Requirements: Filter the records below and copy every line containing the word "assigned".

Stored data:
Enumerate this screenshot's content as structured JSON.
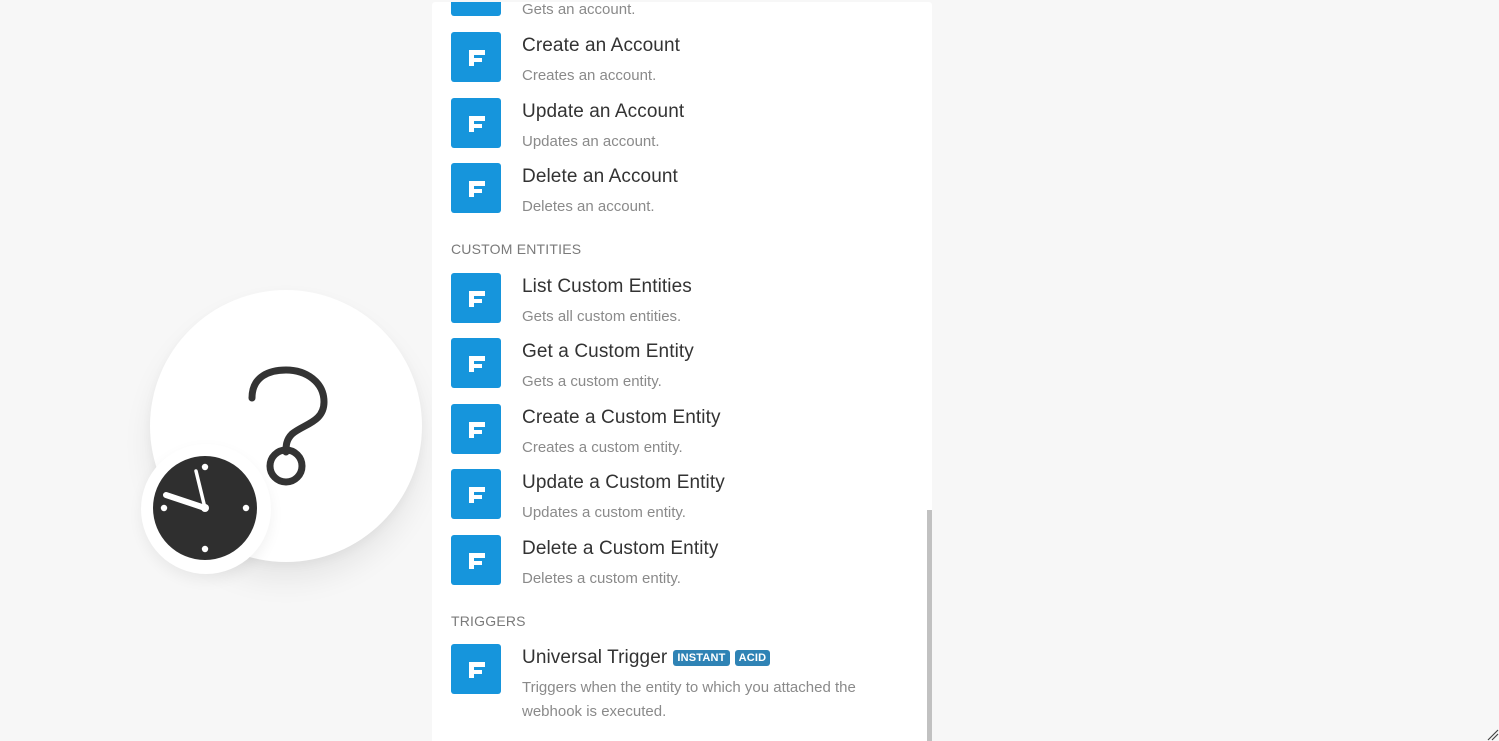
{
  "canvas": {
    "module_placeholder_icon": "question-mark-icon",
    "schedule_icon": "clock-icon"
  },
  "panel": {
    "brand_color": "#1695dc",
    "badge_color": "#2f83b5",
    "items_top": [
      {
        "title": "",
        "desc": "Gets an account."
      },
      {
        "title": "Create an Account",
        "desc": "Creates an account."
      },
      {
        "title": "Update an Account",
        "desc": "Updates an account."
      },
      {
        "title": "Delete an Account",
        "desc": "Deletes an account."
      }
    ],
    "sections": {
      "custom_entities": "CUSTOM ENTITIES",
      "triggers": "TRIGGERS"
    },
    "custom_entity_items": [
      {
        "title": "List Custom Entities",
        "desc": "Gets all custom entities."
      },
      {
        "title": "Get a Custom Entity",
        "desc": "Gets a custom entity."
      },
      {
        "title": "Create a Custom Entity",
        "desc": "Creates a custom entity."
      },
      {
        "title": "Update a Custom Entity",
        "desc": "Updates a custom entity."
      },
      {
        "title": "Delete a Custom Entity",
        "desc": "Deletes a custom entity."
      }
    ],
    "trigger_items": [
      {
        "title": "Universal Trigger",
        "badges": [
          "INSTANT",
          "ACID"
        ],
        "desc": "Triggers when the entity to which you attached the webhook is executed."
      }
    ]
  }
}
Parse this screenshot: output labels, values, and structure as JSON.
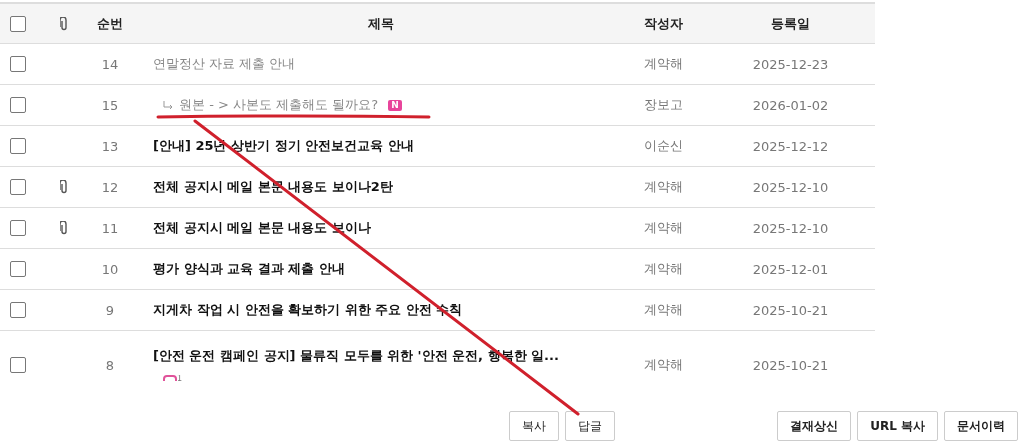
{
  "table": {
    "select_all": {
      "checked": false
    },
    "columns": [
      "순번",
      "제목",
      "작성자",
      "등록일"
    ],
    "rows": [
      {
        "checked": false,
        "attachment": false,
        "number": "14",
        "title": "연말정산 자료 제출 안내",
        "read": true,
        "reply": false,
        "new": false,
        "author": "계약해",
        "date": "2025-12-23"
      },
      {
        "checked": false,
        "attachment": false,
        "number": "15",
        "title": "원본 - > 사본도 제출해도 될까요?",
        "read": true,
        "reply": true,
        "new": true,
        "new_label": "N",
        "author": "장보고",
        "date": "2026-01-02"
      },
      {
        "checked": false,
        "attachment": false,
        "number": "13",
        "title": "[안내] 25년 상반기 정기 안전보건교육 안내",
        "read": false,
        "reply": false,
        "new": false,
        "author": "이순신",
        "date": "2025-12-12"
      },
      {
        "checked": false,
        "attachment": true,
        "number": "12",
        "title": "전체 공지시 메일 본문 내용도 보이나2탄",
        "read": false,
        "reply": false,
        "new": false,
        "author": "계약해",
        "date": "2025-12-10"
      },
      {
        "checked": false,
        "attachment": true,
        "number": "11",
        "title": "전체 공지시 메일 본문 내용도 보이나",
        "read": false,
        "reply": false,
        "new": false,
        "author": "계약해",
        "date": "2025-12-10"
      },
      {
        "checked": false,
        "attachment": false,
        "number": "10",
        "title": "평가 양식과 교육 결과 제출 안내",
        "read": false,
        "reply": false,
        "new": false,
        "author": "계약해",
        "date": "2025-12-01"
      },
      {
        "checked": false,
        "attachment": false,
        "number": "9",
        "title": "지게차 작업 시 안전을 확보하기 위한 주요 안전 수칙",
        "read": false,
        "reply": false,
        "new": false,
        "author": "계약해",
        "date": "2025-10-21"
      },
      {
        "checked": false,
        "attachment": false,
        "number": "8",
        "title": "[안전 운전 캠페인 공지] 물류직 모두를 위한 '안전 운전, 행복한 일...",
        "read": false,
        "reply": false,
        "new": false,
        "comments": "1",
        "author": "계약해",
        "date": "2025-10-21"
      }
    ]
  },
  "left_buttons": [
    "복사",
    "답글"
  ],
  "right_buttons": [
    "결재상신",
    "URL 복사",
    "문서이력"
  ]
}
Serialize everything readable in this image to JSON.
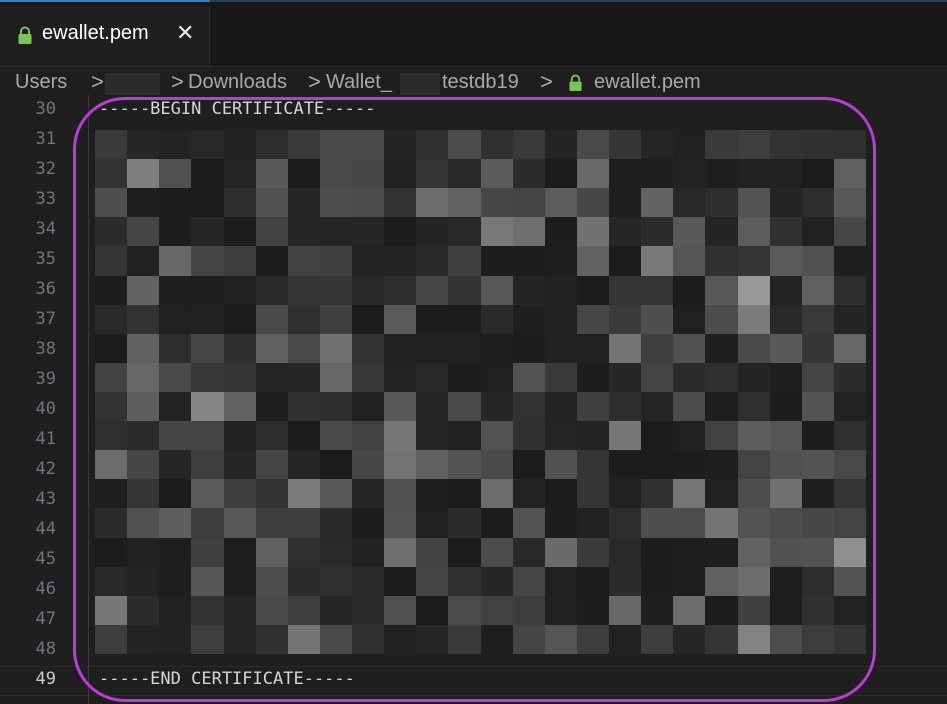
{
  "tab": {
    "label": "ewallet.pem",
    "close": "✕",
    "icon": "lock-icon",
    "icon_color": "#7dc35b"
  },
  "breadcrumb": {
    "items": [
      "Users",
      "Downloads",
      "Wallet_",
      "testdb19",
      "ewallet.pem"
    ],
    "separator": ">"
  },
  "editor": {
    "lines": [
      {
        "num": "30",
        "text": "-----BEGIN CERTIFICATE-----"
      },
      {
        "num": "31",
        "text": ""
      },
      {
        "num": "32",
        "text": ""
      },
      {
        "num": "33",
        "text": ""
      },
      {
        "num": "34",
        "text": ""
      },
      {
        "num": "35",
        "text": ""
      },
      {
        "num": "36",
        "text": ""
      },
      {
        "num": "37",
        "text": ""
      },
      {
        "num": "38",
        "text": ""
      },
      {
        "num": "39",
        "text": ""
      },
      {
        "num": "40",
        "text": ""
      },
      {
        "num": "41",
        "text": ""
      },
      {
        "num": "42",
        "text": ""
      },
      {
        "num": "43",
        "text": ""
      },
      {
        "num": "44",
        "text": ""
      },
      {
        "num": "45",
        "text": ""
      },
      {
        "num": "46",
        "text": ""
      },
      {
        "num": "47",
        "text": ""
      },
      {
        "num": "48",
        "text": ""
      },
      {
        "num": "49",
        "text": "-----END CERTIFICATE-----"
      }
    ],
    "active_line": "49",
    "redacted": true
  },
  "colors": {
    "highlight": "#b63ed1",
    "accent": "#2a80d8",
    "background": "#1f1f1f"
  }
}
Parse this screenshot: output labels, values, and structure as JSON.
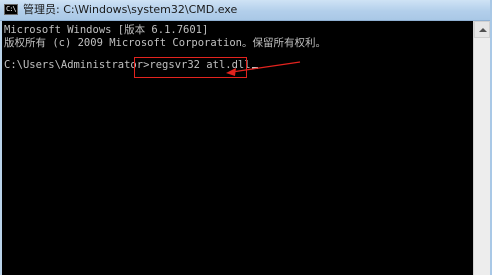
{
  "window": {
    "title": "管理员: C:\\Windows\\system32\\CMD.exe",
    "icon_text": "C:\\"
  },
  "console": {
    "line1": "Microsoft Windows [版本 6.1.7601]",
    "line2": "版权所有 (c) 2009 Microsoft Corporation。保留所有权利。",
    "prompt": "C:\\Users\\Administrator>",
    "command": "regsvr32 atl.dll"
  },
  "colors": {
    "console_background": "#000000",
    "console_text": "#c0c0c0",
    "annotation_red": "#e3231e"
  },
  "icons": {
    "window_icon": "cmd-icon",
    "scroll_up": "triangle-up-icon"
  }
}
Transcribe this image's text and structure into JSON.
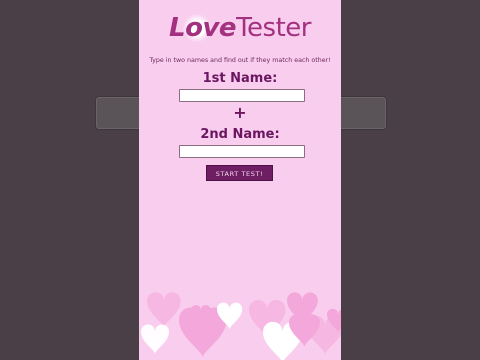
{
  "logo": {
    "part1": "Love",
    "part2": "Tester"
  },
  "tagline": "Type in two names and find out if they match each other!",
  "form": {
    "first_label": "1st Name:",
    "plus": "+",
    "second_label": "2nd Name:",
    "first_value": "",
    "second_value": "",
    "button_label": "START TEST!"
  },
  "colors": {
    "background": "#f9cdee",
    "accent": "#a3317f",
    "button": "#6e1f63",
    "letterbox": "#4b3f47"
  },
  "icons": [
    "heart-icon",
    "plus-icon",
    "hearts-decoration"
  ]
}
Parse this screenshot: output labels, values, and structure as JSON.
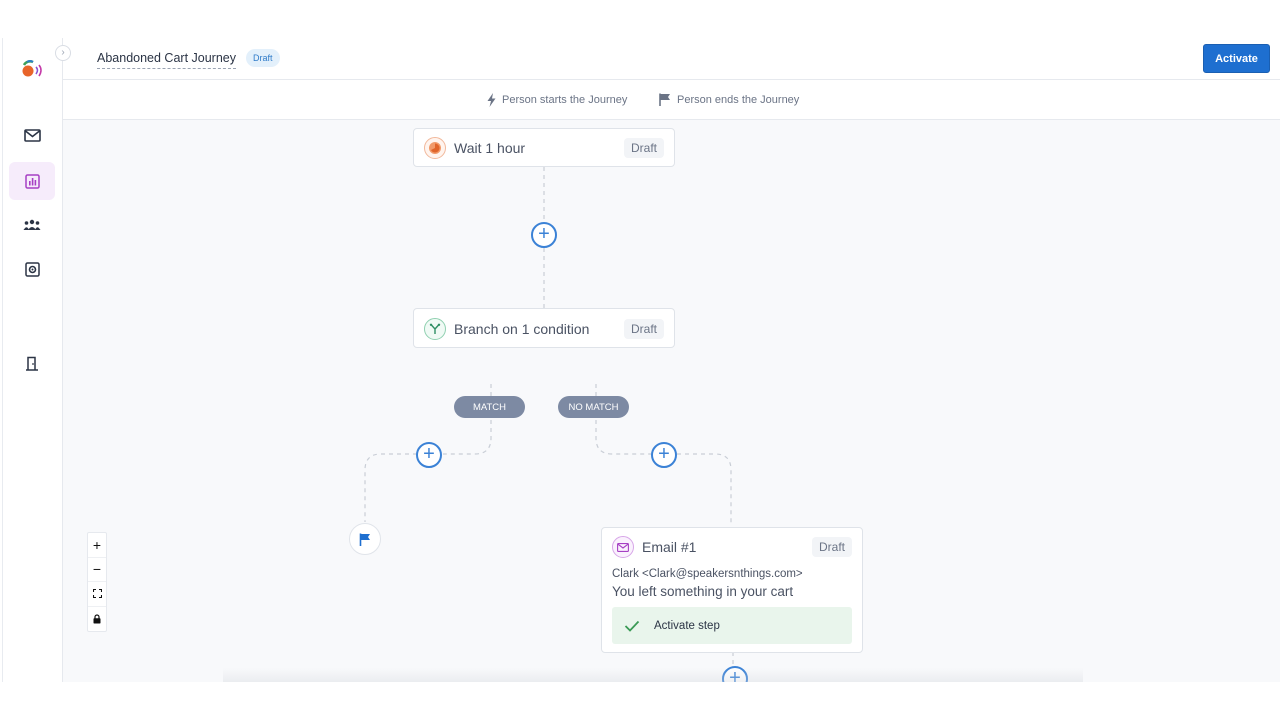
{
  "header": {
    "journey_title": "Abandoned Cart Journey",
    "status_badge": "Draft",
    "activate_label": "Activate"
  },
  "legend": {
    "start_label": "Person starts the Journey",
    "end_label": "Person ends the Journey"
  },
  "sidebar": {
    "items": [
      {
        "icon": "mail-icon",
        "active": false
      },
      {
        "icon": "chart-icon",
        "active": true
      },
      {
        "icon": "people-icon",
        "active": false
      },
      {
        "icon": "settings-icon",
        "active": false
      },
      {
        "icon": "door-icon",
        "active": false
      }
    ]
  },
  "nodes": {
    "wait": {
      "title": "Wait 1 hour",
      "status": "Draft"
    },
    "branch": {
      "title": "Branch on 1 condition",
      "status": "Draft",
      "match_label": "MATCH",
      "no_match_label": "NO MATCH"
    },
    "email": {
      "title": "Email #1",
      "status": "Draft",
      "from": "Clark <Clark@speakersnthings.com>",
      "subject": "You left something in your cart",
      "activate_step_label": "Activate step"
    }
  },
  "zoom_controls": [
    "+",
    "−",
    "fit",
    "lock"
  ],
  "colors": {
    "accent": "#1e6fd0",
    "add_button": "#3b82d6",
    "branch_pill": "#7d8aa3",
    "active_nav": "#f6ecfb",
    "success_bg": "#e9f5ec"
  }
}
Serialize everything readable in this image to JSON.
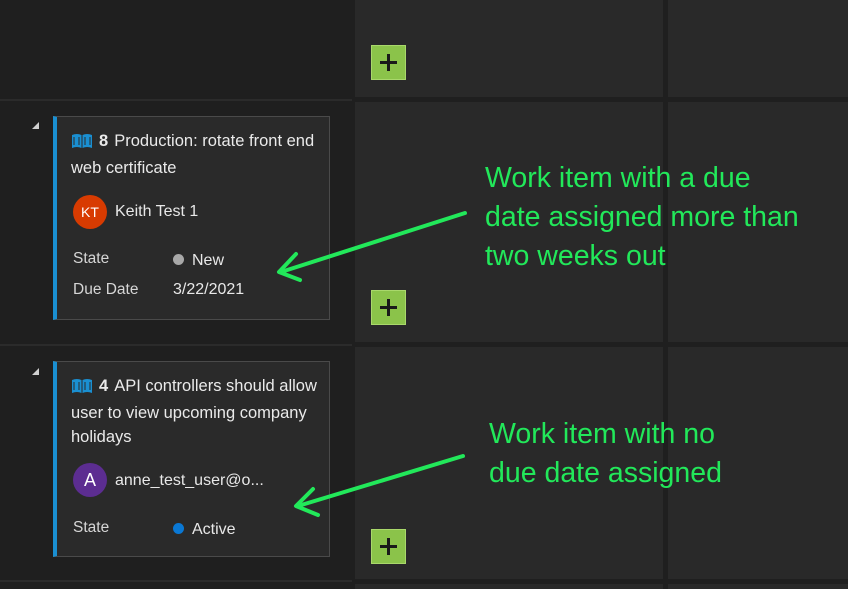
{
  "cards": [
    {
      "id": "8",
      "title": "Production: rotate front end web certificate",
      "avatar_initials": "KT",
      "avatar_color": "#d83b01",
      "assignee": "Keith Test 1",
      "fields": [
        {
          "label": "State",
          "value": "New",
          "dot_color": "#a8a8a8"
        },
        {
          "label": "Due Date",
          "value": "3/22/2021"
        }
      ]
    },
    {
      "id": "4",
      "title": "API controllers should allow user to view upcoming company holidays",
      "avatar_initials": "A",
      "avatar_color": "#5c2d91",
      "assignee": "anne_test_user@o...",
      "fields": [
        {
          "label": "State",
          "value": "Active",
          "dot_color": "#0a78d4"
        }
      ]
    }
  ],
  "annotations": [
    {
      "lines": [
        "Work item with a due",
        "date assigned more than",
        "two weeks out"
      ]
    },
    {
      "lines": [
        "Work item with no",
        "due date assigned"
      ]
    }
  ],
  "colors": {
    "card_accent": "#1a8fd1",
    "add_button": "#8bc34a",
    "annotation": "#22e85a"
  },
  "icons": [
    "book-icon",
    "add-icon",
    "collapse-icon"
  ]
}
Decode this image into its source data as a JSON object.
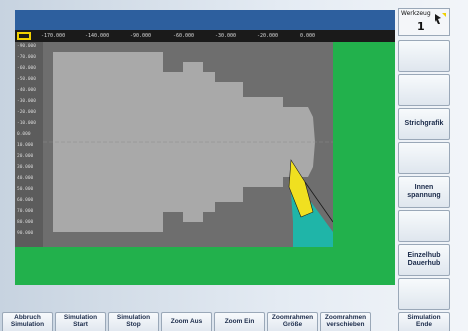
{
  "ruler_x": [
    "-170.000",
    "-140.000",
    "-90.000",
    "-60.000",
    "-30.000",
    "-20.000",
    "0.000"
  ],
  "ruler_y": [
    "-90.000",
    "-70.000",
    "-60.000",
    "-50.000",
    "-40.000",
    "-30.000",
    "-20.000",
    "-10.000",
    "0.000",
    "10.000",
    "20.000",
    "30.000",
    "40.000",
    "50.000",
    "60.000",
    "70.000",
    "80.000",
    "90.000"
  ],
  "tool": {
    "label": "Werkzeug",
    "number": "1"
  },
  "softkeys_right": [
    {
      "label": ""
    },
    {
      "label": ""
    },
    {
      "label": "Strichgrafik"
    },
    {
      "label": ""
    },
    {
      "label": "Innen\nspannung"
    },
    {
      "label": ""
    },
    {
      "label": "Einzelhub\nDauerhub"
    },
    {
      "label": ""
    }
  ],
  "softkeys_bottom": [
    {
      "label": "Abbruch\nSimulation"
    },
    {
      "label": "Simulation\nStart"
    },
    {
      "label": "Simulation\nStop"
    },
    {
      "label": "Zoom Aus"
    },
    {
      "label": "Zoom Ein"
    },
    {
      "label": "Zoomrahmen\nGröße"
    },
    {
      "label": "Zoomrahmen\nverschieben"
    },
    {
      "label": "Simulation\nEnde"
    }
  ],
  "colors": {
    "background_green": "#22b14c",
    "workpiece": "#a9a9a9",
    "chuck_area": "#6e6e6e",
    "tool_insert": "#f0e020",
    "tool_holder": "#1fb5a8"
  }
}
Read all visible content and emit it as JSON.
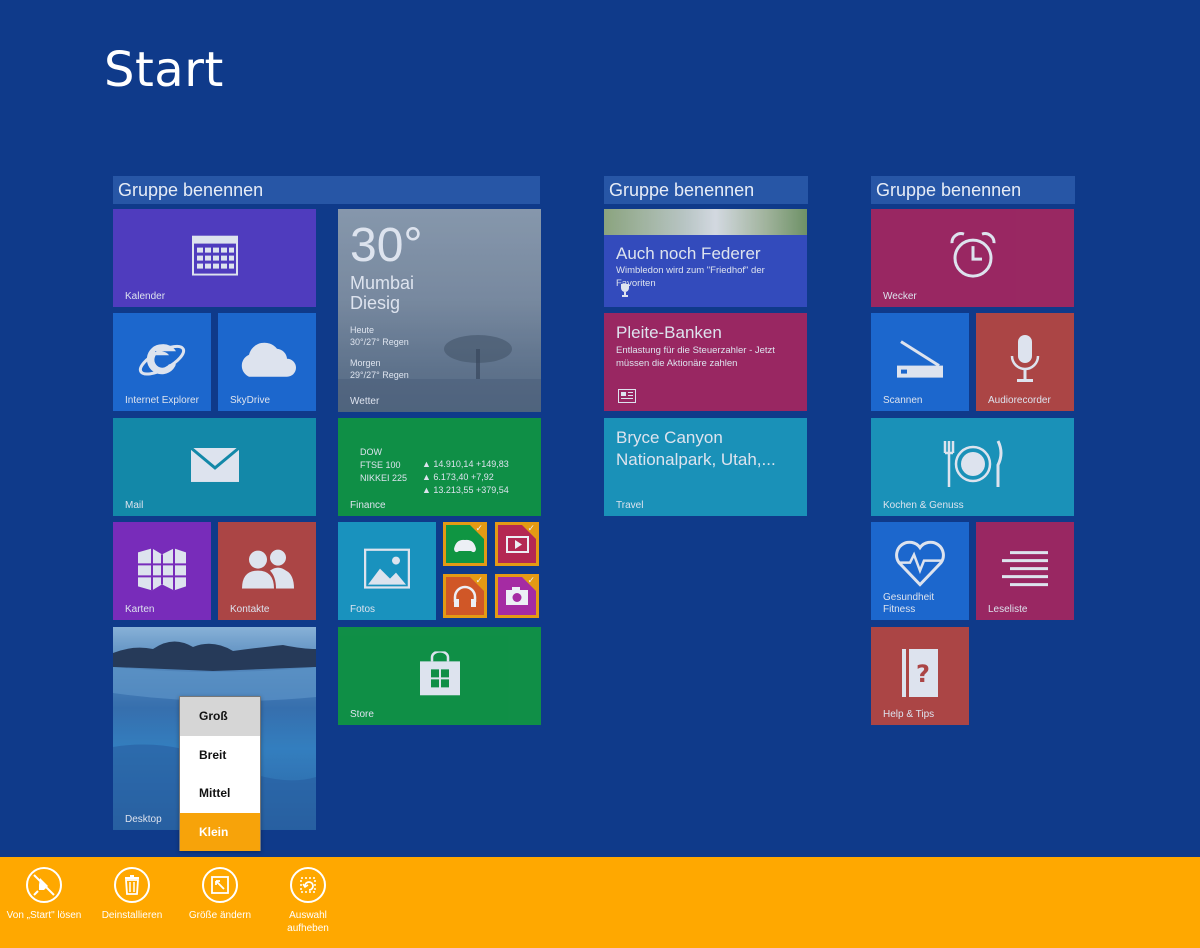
{
  "page_title": "Start",
  "groups": [
    {
      "name": "Gruppe benennen"
    },
    {
      "name": "Gruppe benennen"
    },
    {
      "name": "Gruppe benennen"
    }
  ],
  "tiles": {
    "kalender": "Kalender",
    "ie": "Internet Explorer",
    "skydrive": "SkyDrive",
    "mail": "Mail",
    "karten": "Karten",
    "kontakte": "Kontakte",
    "desktop": "Desktop",
    "weather": {
      "temp": "30°",
      "city": "Mumbai",
      "condition": "Diesig",
      "today_label": "Heute",
      "today_value": "30°/27° Regen",
      "tomorrow_label": "Morgen",
      "tomorrow_value": "29°/27° Regen",
      "label": "Wetter"
    },
    "finance": {
      "rows": [
        {
          "name": "DOW",
          "value": "▲ 14.910,14 +149,83"
        },
        {
          "name": "FTSE 100",
          "value": "▲ 6.173,40 +7,92"
        },
        {
          "name": "NIKKEI 225",
          "value": "▲ 13.213,55 +379,54"
        }
      ],
      "label": "Finance"
    },
    "fotos": "Fotos",
    "store": "Store",
    "news1": {
      "title": "Auch noch Federer",
      "sub": "Wimbledon wird zum \"Friedhof\" der Favoriten"
    },
    "news2": {
      "title": "Pleite-Banken",
      "sub": "Entlastung für die Steuerzahler - Jetzt müssen die Aktionäre zahlen"
    },
    "travel": {
      "title_line1": "Bryce Canyon",
      "title_line2": "Nationalpark, Utah,...",
      "label": "Travel"
    },
    "wecker": "Wecker",
    "scannen": "Scannen",
    "audiorecorder": "Audiorecorder",
    "kochen": "Kochen & Genuss",
    "gesundheit_line1": "Gesundheit",
    "gesundheit_line2": "Fitness",
    "leseliste": "Leseliste",
    "help": "Help & Tips"
  },
  "size_menu": {
    "items": [
      "Groß",
      "Breit",
      "Mittel",
      "Klein"
    ],
    "hover": "Groß",
    "selected": "Klein"
  },
  "appbar": {
    "unpin": "Von „Start\" lösen",
    "uninstall": "Deinstallieren",
    "resize": "Größe ändern",
    "clear_line1": "Auswahl",
    "clear_line2": "aufheben"
  },
  "colors": {
    "background": "#0f3a8a",
    "appbar": "#ffa800",
    "selection": "#f7a30a"
  }
}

Response:
        "date assigned more than",
        "due date assigned"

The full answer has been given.